##### Material for the task

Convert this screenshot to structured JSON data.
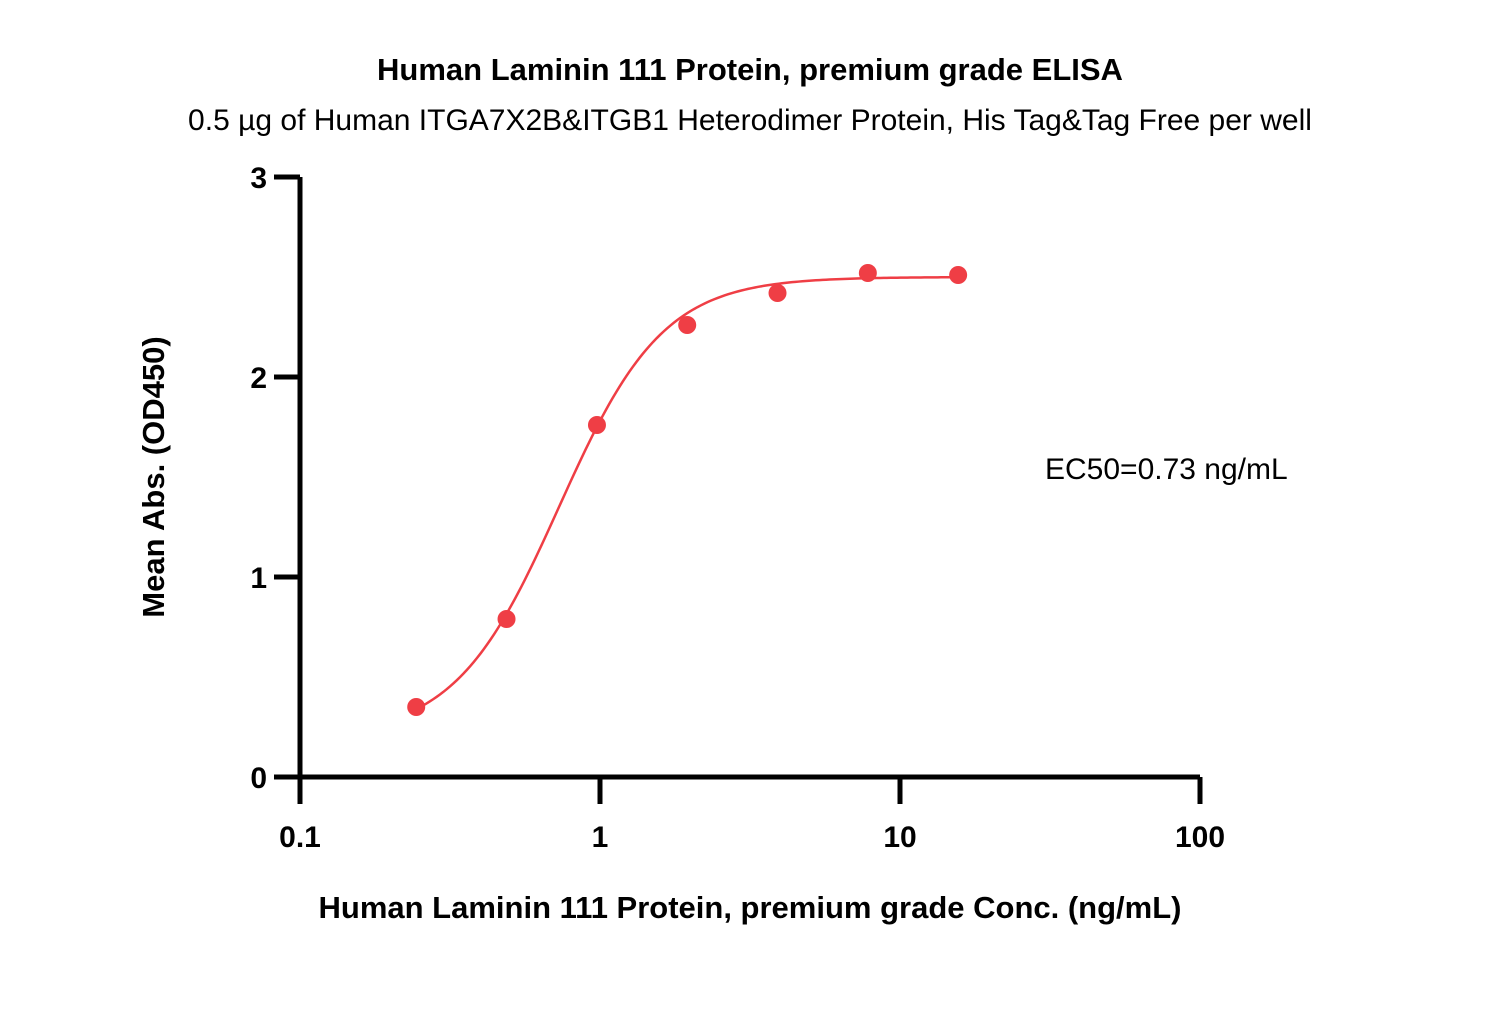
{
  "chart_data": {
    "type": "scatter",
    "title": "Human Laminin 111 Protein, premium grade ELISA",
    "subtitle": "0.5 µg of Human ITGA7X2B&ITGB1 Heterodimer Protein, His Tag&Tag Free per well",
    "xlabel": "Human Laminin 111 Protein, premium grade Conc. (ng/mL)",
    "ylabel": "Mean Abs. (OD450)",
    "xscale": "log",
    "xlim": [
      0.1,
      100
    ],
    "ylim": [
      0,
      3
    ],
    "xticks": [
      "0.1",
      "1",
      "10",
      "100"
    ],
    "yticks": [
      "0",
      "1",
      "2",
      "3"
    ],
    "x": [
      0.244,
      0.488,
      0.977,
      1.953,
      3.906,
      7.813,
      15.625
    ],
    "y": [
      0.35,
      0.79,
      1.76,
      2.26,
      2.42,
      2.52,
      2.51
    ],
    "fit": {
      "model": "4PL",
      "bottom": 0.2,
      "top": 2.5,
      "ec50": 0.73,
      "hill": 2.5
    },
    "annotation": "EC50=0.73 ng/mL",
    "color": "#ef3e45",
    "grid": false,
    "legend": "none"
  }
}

##########

• **What the task requires**:
Looking at the entries above, state the number of lines that contain "Human" and add nothing more.

• **Solved exercise**:
3